**WHAT TO WORK ON:** Without including any images, repeat the data exactly.

**Records excerpted from a collection:**

##########

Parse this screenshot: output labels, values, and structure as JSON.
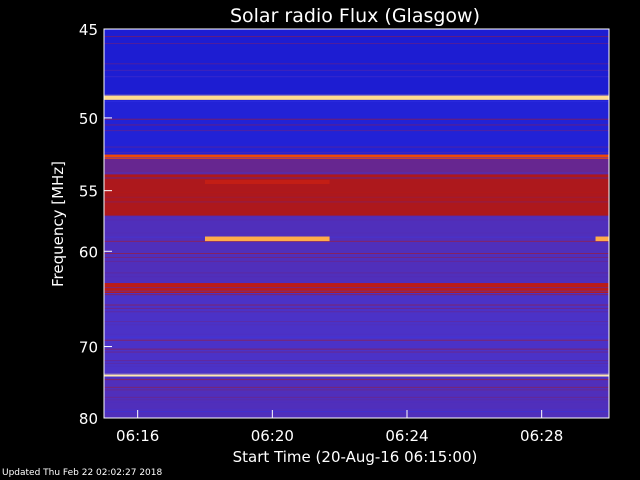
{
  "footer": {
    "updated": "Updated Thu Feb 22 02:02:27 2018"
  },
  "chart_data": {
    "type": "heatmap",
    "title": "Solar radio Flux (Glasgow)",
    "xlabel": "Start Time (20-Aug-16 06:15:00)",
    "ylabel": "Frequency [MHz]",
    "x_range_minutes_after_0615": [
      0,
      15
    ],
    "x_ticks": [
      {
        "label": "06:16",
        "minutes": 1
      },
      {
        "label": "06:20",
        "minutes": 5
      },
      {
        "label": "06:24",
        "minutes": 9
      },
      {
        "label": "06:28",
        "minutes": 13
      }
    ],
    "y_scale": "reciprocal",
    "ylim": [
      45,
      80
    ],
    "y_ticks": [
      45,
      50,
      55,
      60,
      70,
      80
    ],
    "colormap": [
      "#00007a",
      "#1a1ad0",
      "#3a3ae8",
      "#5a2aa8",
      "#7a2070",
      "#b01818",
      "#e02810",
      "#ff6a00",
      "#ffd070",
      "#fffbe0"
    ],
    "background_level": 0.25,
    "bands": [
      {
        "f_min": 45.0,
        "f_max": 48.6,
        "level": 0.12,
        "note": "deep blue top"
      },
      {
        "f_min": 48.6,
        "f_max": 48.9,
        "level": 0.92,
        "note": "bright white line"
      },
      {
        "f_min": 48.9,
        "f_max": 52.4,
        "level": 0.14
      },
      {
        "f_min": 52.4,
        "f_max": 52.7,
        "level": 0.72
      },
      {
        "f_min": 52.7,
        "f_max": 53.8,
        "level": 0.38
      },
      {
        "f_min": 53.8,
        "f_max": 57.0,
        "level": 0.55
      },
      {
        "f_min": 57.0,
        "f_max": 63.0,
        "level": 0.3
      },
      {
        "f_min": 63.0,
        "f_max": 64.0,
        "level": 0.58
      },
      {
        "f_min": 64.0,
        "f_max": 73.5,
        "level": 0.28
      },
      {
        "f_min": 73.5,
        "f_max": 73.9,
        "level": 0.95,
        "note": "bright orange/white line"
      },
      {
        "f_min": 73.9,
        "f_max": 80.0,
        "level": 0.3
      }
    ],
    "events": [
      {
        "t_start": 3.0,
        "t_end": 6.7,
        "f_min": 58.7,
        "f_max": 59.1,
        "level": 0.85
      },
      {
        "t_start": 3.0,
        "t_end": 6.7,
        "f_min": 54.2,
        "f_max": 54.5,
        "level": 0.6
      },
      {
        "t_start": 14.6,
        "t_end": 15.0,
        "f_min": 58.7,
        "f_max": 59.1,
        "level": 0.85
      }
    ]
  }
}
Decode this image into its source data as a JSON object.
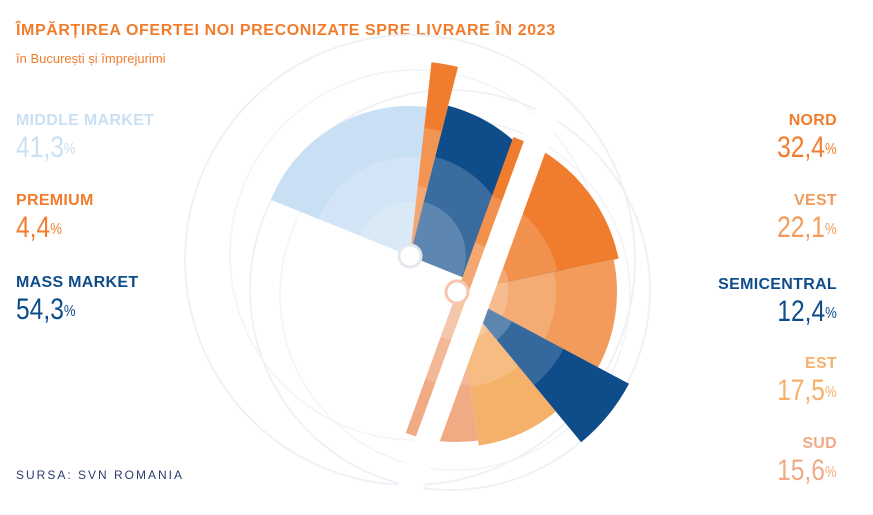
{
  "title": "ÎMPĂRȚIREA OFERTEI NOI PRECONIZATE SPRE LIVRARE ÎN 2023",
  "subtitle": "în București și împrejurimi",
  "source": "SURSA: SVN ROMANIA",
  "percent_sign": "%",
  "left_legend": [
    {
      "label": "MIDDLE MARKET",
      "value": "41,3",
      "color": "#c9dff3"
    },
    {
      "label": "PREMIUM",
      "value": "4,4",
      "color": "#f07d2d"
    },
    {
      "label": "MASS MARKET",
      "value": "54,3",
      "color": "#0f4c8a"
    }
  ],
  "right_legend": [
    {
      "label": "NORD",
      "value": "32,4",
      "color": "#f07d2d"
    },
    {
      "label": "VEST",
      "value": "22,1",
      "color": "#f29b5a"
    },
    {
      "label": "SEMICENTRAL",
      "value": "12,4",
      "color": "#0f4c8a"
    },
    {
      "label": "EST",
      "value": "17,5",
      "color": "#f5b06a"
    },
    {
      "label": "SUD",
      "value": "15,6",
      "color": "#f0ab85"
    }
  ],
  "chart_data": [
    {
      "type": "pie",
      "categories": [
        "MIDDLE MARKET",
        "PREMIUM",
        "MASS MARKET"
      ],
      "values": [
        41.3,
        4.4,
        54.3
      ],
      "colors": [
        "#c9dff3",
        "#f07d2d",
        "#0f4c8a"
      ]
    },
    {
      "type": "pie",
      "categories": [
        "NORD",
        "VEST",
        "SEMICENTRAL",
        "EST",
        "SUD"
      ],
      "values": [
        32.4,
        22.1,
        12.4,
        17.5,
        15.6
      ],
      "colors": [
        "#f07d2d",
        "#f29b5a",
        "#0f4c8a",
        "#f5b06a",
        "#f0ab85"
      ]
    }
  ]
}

##########

**THE REPLY:**
Parse this screenshot: output labels, values, and structure as JSON.
{
  "footer": {
    "updated": "Updated Thu Feb 22 02:02:27 2018"
  },
  "chart_data": {
    "type": "heatmap",
    "title": "Solar radio Flux (Glasgow)",
    "xlabel": "Start Time (20-Aug-16 06:15:00)",
    "ylabel": "Frequency [MHz]",
    "x_range_minutes_after_0615": [
      0,
      15
    ],
    "x_ticks": [
      {
        "label": "06:16",
        "minutes": 1
      },
      {
        "label": "06:20",
        "minutes": 5
      },
      {
        "label": "06:24",
        "minutes": 9
      },
      {
        "label": "06:28",
        "minutes": 13
      }
    ],
    "y_scale": "reciprocal",
    "ylim": [
      45,
      80
    ],
    "y_ticks": [
      45,
      50,
      55,
      60,
      70,
      80
    ],
    "colormap": [
      "#00007a",
      "#1a1ad0",
      "#3a3ae8",
      "#5a2aa8",
      "#7a2070",
      "#b01818",
      "#e02810",
      "#ff6a00",
      "#ffd070",
      "#fffbe0"
    ],
    "background_level": 0.25,
    "bands": [
      {
        "f_min": 45.0,
        "f_max": 48.6,
        "level": 0.12,
        "note": "deep blue top"
      },
      {
        "f_min": 48.6,
        "f_max": 48.9,
        "level": 0.92,
        "note": "bright white line"
      },
      {
        "f_min": 48.9,
        "f_max": 52.4,
        "level": 0.14
      },
      {
        "f_min": 52.4,
        "f_max": 52.7,
        "level": 0.72
      },
      {
        "f_min": 52.7,
        "f_max": 53.8,
        "level": 0.38
      },
      {
        "f_min": 53.8,
        "f_max": 57.0,
        "level": 0.55
      },
      {
        "f_min": 57.0,
        "f_max": 63.0,
        "level": 0.3
      },
      {
        "f_min": 63.0,
        "f_max": 64.0,
        "level": 0.58
      },
      {
        "f_min": 64.0,
        "f_max": 73.5,
        "level": 0.28
      },
      {
        "f_min": 73.5,
        "f_max": 73.9,
        "level": 0.95,
        "note": "bright orange/white line"
      },
      {
        "f_min": 73.9,
        "f_max": 80.0,
        "level": 0.3
      }
    ],
    "events": [
      {
        "t_start": 3.0,
        "t_end": 6.7,
        "f_min": 58.7,
        "f_max": 59.1,
        "level": 0.85
      },
      {
        "t_start": 3.0,
        "t_end": 6.7,
        "f_min": 54.2,
        "f_max": 54.5,
        "level": 0.6
      },
      {
        "t_start": 14.6,
        "t_end": 15.0,
        "f_min": 58.7,
        "f_max": 59.1,
        "level": 0.85
      }
    ]
  }
}
Decode this image into its source data as a JSON object.
{
  "title": "ÎMPĂRȚIREA OFERTEI NOI PRECONIZATE SPRE LIVRARE ÎN 2023",
  "subtitle": "în București și împrejurimi",
  "source": "SURSA: SVN ROMANIA",
  "percent_sign": "%",
  "left_legend": [
    {
      "label": "MIDDLE MARKET",
      "value": "41,3",
      "color": "#c9dff3"
    },
    {
      "label": "PREMIUM",
      "value": "4,4",
      "color": "#f07d2d"
    },
    {
      "label": "MASS MARKET",
      "value": "54,3",
      "color": "#0f4c8a"
    }
  ],
  "right_legend": [
    {
      "label": "NORD",
      "value": "32,4",
      "color": "#f07d2d"
    },
    {
      "label": "VEST",
      "value": "22,1",
      "color": "#f29b5a"
    },
    {
      "label": "SEMICENTRAL",
      "value": "12,4",
      "color": "#0f4c8a"
    },
    {
      "label": "EST",
      "value": "17,5",
      "color": "#f5b06a"
    },
    {
      "label": "SUD",
      "value": "15,6",
      "color": "#f0ab85"
    }
  ],
  "chart_data": [
    {
      "type": "pie",
      "categories": [
        "MIDDLE MARKET",
        "PREMIUM",
        "MASS MARKET"
      ],
      "values": [
        41.3,
        4.4,
        54.3
      ],
      "colors": [
        "#c9dff3",
        "#f07d2d",
        "#0f4c8a"
      ]
    },
    {
      "type": "pie",
      "categories": [
        "NORD",
        "VEST",
        "SEMICENTRAL",
        "EST",
        "SUD"
      ],
      "values": [
        32.4,
        22.1,
        12.4,
        17.5,
        15.6
      ],
      "colors": [
        "#f07d2d",
        "#f29b5a",
        "#0f4c8a",
        "#f5b06a",
        "#f0ab85"
      ]
    }
  ]
}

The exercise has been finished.